[Extracted data entries]
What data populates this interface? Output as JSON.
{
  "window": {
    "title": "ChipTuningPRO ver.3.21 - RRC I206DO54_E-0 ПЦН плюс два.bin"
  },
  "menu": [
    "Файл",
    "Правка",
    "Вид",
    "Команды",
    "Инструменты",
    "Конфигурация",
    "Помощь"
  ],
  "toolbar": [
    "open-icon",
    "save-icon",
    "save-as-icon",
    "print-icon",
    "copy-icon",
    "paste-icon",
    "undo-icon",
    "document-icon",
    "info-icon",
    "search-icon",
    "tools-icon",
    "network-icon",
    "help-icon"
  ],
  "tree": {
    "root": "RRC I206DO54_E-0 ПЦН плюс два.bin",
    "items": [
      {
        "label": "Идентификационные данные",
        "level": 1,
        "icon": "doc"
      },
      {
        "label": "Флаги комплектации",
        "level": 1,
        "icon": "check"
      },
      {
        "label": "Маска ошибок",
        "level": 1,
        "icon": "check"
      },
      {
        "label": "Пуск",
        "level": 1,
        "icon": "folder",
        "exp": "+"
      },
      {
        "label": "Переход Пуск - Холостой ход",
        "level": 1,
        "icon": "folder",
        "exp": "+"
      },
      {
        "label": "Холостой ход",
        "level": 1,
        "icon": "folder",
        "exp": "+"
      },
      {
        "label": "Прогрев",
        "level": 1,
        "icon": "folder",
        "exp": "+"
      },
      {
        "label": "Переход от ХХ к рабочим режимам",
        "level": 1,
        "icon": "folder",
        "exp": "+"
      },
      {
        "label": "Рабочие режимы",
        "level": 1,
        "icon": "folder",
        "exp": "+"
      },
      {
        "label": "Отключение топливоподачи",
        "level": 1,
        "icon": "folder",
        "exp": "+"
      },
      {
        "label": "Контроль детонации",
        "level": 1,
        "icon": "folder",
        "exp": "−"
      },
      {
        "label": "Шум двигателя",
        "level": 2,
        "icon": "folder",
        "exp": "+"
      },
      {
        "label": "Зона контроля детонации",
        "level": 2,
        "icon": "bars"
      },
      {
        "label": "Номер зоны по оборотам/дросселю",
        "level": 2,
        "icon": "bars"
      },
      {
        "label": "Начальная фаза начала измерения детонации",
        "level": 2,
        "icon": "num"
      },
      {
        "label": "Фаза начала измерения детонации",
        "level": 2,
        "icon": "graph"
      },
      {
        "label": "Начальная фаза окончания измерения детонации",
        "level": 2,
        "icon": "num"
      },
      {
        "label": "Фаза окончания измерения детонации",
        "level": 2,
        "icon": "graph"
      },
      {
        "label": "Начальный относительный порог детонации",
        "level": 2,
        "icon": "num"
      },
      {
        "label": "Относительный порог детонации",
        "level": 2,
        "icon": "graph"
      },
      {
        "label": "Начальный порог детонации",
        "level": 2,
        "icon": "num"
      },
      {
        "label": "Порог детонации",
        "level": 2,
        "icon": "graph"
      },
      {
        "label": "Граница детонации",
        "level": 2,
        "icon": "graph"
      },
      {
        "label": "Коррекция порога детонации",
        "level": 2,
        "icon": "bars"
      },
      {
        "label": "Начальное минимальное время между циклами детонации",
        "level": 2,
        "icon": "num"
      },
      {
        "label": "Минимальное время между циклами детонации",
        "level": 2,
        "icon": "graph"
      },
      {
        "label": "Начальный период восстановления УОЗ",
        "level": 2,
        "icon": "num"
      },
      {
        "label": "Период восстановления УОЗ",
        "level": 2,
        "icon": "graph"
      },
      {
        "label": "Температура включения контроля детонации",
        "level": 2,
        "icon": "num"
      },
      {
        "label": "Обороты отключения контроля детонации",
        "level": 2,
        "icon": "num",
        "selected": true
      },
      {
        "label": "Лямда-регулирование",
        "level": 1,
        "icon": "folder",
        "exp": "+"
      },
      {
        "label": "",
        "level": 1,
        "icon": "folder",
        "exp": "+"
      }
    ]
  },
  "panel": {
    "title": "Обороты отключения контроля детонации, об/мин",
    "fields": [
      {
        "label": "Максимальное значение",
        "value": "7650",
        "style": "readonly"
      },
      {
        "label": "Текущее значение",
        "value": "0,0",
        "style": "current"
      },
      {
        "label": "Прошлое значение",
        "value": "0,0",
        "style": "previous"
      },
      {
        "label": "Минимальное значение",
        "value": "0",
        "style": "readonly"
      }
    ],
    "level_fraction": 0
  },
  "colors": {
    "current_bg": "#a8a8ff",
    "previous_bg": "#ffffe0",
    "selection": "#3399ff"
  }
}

The task >> Which lines above contain "Пуск"? Show each of them.

Correct result >>
        "label": "Пуск",
        "label": "Переход Пуск - Холостой ход",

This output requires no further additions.